# STORED DATA start
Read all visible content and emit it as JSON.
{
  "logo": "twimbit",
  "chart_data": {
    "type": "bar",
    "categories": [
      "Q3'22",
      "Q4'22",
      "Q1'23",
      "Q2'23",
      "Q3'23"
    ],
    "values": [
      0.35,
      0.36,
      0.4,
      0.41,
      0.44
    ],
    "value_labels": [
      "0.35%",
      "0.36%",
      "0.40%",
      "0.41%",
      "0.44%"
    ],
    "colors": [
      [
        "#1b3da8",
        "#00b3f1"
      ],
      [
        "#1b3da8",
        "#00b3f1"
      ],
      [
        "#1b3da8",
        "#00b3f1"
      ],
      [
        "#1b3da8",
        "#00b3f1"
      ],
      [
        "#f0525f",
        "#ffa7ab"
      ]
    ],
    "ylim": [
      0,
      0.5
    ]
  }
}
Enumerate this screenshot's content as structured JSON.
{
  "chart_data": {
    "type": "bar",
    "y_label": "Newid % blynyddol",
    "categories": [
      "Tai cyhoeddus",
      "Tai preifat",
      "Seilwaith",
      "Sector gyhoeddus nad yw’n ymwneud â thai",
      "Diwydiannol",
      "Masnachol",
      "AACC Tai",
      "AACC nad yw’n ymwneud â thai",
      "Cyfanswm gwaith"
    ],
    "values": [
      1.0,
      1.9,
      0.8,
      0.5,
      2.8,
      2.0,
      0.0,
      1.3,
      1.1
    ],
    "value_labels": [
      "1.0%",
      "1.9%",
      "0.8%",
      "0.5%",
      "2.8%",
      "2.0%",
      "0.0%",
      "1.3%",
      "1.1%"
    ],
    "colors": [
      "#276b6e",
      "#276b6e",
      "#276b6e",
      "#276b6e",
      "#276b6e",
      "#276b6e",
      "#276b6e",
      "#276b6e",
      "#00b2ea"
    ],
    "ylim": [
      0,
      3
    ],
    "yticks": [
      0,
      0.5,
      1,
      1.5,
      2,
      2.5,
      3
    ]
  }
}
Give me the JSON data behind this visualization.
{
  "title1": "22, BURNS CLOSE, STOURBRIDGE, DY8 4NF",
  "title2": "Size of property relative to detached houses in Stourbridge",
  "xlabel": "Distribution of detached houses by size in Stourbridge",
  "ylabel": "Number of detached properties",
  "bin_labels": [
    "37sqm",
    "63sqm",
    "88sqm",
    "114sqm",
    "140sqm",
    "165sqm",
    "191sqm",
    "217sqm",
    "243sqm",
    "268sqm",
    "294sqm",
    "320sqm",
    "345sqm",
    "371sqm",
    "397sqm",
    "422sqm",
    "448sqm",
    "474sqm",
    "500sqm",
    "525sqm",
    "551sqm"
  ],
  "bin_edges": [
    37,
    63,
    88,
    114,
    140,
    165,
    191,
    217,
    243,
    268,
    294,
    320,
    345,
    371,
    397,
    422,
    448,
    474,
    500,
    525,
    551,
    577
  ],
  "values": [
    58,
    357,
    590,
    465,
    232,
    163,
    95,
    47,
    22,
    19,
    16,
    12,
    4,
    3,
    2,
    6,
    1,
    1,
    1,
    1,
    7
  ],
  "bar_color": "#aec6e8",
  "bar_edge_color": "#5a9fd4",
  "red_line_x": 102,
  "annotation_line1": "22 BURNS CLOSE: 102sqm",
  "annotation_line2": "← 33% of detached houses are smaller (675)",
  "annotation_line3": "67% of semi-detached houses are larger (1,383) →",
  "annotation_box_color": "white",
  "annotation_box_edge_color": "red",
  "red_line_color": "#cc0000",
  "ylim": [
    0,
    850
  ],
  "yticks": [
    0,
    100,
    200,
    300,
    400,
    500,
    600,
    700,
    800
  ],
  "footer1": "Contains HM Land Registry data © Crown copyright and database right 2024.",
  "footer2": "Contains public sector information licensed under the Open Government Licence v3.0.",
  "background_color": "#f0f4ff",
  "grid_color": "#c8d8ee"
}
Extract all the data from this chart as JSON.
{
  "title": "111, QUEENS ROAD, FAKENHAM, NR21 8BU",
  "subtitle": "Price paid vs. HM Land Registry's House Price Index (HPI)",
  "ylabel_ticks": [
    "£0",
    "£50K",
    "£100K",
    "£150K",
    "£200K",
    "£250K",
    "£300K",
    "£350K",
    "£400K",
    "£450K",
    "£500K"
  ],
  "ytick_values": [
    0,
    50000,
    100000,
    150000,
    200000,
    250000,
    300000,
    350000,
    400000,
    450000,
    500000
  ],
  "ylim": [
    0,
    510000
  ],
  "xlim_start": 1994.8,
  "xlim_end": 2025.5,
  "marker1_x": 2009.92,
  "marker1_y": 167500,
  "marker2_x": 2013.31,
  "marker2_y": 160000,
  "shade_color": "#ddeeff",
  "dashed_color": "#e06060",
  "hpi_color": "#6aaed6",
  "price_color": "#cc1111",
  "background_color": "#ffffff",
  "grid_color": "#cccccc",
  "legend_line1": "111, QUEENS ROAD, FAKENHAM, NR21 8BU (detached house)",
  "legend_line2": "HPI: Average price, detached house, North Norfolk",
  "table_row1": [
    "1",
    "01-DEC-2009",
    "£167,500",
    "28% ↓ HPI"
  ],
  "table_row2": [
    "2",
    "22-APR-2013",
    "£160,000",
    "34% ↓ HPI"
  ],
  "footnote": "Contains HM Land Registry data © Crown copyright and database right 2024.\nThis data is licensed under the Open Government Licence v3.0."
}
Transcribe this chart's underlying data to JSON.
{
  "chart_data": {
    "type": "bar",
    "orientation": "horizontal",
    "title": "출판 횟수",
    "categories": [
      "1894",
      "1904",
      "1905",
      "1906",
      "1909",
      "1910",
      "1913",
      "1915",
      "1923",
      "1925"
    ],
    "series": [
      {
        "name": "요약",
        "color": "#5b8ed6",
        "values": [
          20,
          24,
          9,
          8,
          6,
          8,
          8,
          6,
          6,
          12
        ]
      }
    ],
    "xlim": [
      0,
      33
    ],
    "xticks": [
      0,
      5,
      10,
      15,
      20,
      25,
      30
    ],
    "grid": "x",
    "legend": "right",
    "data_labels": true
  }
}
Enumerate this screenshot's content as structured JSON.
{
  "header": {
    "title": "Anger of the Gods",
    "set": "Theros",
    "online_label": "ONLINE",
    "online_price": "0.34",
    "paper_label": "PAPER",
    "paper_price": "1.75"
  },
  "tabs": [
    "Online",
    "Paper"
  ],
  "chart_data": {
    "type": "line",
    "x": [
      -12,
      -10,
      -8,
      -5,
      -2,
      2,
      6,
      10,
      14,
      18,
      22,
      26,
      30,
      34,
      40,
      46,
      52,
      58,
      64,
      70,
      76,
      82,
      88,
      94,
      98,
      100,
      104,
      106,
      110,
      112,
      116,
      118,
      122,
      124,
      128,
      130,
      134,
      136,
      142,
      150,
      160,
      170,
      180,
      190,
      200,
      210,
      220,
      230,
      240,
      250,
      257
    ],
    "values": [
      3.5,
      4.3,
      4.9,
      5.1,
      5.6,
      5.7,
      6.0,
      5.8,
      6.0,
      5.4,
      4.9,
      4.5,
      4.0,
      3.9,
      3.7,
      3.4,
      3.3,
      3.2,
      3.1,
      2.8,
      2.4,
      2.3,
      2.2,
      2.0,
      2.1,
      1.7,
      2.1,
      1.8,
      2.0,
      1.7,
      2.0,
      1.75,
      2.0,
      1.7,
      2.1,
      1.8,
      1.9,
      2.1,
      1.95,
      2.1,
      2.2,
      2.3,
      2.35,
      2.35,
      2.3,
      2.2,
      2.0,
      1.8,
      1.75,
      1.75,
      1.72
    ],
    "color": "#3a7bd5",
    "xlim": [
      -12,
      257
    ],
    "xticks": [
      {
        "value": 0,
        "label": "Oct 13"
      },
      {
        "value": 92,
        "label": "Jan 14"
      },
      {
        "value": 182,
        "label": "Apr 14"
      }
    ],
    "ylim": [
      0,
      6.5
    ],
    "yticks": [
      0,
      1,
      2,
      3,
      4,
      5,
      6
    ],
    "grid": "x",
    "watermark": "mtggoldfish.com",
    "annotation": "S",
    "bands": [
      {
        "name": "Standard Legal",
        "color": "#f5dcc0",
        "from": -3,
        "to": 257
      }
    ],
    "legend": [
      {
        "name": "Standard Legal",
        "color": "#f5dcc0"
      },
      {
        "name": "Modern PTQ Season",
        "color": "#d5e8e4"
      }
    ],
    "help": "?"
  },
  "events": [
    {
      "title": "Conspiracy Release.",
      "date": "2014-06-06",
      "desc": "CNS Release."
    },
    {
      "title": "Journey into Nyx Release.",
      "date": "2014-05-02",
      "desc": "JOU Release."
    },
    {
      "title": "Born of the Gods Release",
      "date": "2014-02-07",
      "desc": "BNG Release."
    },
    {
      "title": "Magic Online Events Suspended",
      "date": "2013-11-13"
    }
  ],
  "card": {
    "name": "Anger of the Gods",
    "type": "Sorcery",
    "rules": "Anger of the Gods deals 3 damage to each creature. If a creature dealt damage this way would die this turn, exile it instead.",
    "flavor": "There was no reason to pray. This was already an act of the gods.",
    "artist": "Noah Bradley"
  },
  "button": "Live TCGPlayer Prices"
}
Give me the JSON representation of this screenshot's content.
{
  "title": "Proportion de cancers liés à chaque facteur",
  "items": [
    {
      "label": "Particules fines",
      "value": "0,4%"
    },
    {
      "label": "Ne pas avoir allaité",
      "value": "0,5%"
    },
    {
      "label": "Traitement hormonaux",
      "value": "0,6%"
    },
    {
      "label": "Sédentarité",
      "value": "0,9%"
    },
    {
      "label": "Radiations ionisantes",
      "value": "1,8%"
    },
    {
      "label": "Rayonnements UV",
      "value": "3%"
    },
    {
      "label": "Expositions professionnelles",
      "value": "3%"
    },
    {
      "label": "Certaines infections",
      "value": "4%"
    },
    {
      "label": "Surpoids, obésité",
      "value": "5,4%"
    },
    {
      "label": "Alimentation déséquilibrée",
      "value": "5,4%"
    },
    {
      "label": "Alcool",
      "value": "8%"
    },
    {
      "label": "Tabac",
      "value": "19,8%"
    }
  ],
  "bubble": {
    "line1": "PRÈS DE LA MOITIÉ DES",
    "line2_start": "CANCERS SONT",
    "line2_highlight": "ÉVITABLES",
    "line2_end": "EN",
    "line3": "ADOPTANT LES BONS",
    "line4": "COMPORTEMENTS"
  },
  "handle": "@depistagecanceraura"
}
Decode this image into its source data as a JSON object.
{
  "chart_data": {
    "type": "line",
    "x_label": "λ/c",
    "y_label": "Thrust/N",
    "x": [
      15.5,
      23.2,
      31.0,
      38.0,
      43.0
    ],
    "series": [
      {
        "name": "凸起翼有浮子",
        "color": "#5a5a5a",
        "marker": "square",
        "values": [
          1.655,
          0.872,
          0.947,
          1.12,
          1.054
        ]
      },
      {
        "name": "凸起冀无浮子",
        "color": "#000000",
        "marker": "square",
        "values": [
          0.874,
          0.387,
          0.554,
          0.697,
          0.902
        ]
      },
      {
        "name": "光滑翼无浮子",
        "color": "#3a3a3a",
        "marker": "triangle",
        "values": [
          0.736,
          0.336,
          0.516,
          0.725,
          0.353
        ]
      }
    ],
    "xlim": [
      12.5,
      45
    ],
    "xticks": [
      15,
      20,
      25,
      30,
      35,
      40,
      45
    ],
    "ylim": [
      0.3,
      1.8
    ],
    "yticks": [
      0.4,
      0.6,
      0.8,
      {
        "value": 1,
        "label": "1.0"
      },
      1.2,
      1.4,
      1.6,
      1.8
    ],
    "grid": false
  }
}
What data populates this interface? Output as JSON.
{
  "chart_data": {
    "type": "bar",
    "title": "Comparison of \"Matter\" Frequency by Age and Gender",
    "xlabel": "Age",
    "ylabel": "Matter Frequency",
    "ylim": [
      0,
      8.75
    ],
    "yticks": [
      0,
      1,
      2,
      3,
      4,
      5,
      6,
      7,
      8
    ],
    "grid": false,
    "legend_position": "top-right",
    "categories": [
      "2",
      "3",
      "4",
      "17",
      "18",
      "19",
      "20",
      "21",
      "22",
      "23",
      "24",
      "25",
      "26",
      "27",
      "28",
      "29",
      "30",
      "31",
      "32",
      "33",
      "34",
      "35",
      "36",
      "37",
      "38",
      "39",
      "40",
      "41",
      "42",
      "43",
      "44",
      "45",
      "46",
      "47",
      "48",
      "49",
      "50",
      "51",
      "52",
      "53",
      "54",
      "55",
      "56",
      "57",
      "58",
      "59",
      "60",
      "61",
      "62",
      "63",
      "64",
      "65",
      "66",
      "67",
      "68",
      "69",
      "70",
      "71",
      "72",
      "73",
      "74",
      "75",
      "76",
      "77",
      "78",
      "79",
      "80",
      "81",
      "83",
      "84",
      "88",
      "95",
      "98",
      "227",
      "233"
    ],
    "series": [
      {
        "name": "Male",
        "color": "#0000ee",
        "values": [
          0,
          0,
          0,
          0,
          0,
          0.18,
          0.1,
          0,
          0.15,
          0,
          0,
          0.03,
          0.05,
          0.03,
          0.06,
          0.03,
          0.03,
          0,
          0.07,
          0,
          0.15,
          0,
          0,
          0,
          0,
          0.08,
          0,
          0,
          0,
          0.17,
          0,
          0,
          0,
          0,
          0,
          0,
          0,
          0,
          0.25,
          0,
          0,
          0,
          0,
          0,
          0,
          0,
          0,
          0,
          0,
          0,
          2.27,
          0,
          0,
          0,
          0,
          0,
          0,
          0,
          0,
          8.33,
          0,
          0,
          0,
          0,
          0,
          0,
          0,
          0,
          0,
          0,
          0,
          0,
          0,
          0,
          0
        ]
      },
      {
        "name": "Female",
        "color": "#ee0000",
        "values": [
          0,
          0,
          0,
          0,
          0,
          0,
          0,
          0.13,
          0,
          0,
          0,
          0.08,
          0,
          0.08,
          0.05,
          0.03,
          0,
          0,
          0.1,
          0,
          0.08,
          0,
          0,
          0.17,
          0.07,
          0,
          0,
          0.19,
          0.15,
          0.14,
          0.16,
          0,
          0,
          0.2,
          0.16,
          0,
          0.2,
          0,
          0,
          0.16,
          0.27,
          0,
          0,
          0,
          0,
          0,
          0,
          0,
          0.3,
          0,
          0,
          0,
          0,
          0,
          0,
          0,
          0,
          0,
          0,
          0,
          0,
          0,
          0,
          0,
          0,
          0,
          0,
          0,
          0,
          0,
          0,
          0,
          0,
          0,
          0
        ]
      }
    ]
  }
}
# STORED DATA end
▸ **WRITTEN TASK**:
Using the listing above, list every line in which the string "ymwneud" occurs.

▸ **THE RESULT**:
      "Sector gyhoeddus nad yw’n ymwneud â thai",
      "AACC nad yw’n ymwneud â thai",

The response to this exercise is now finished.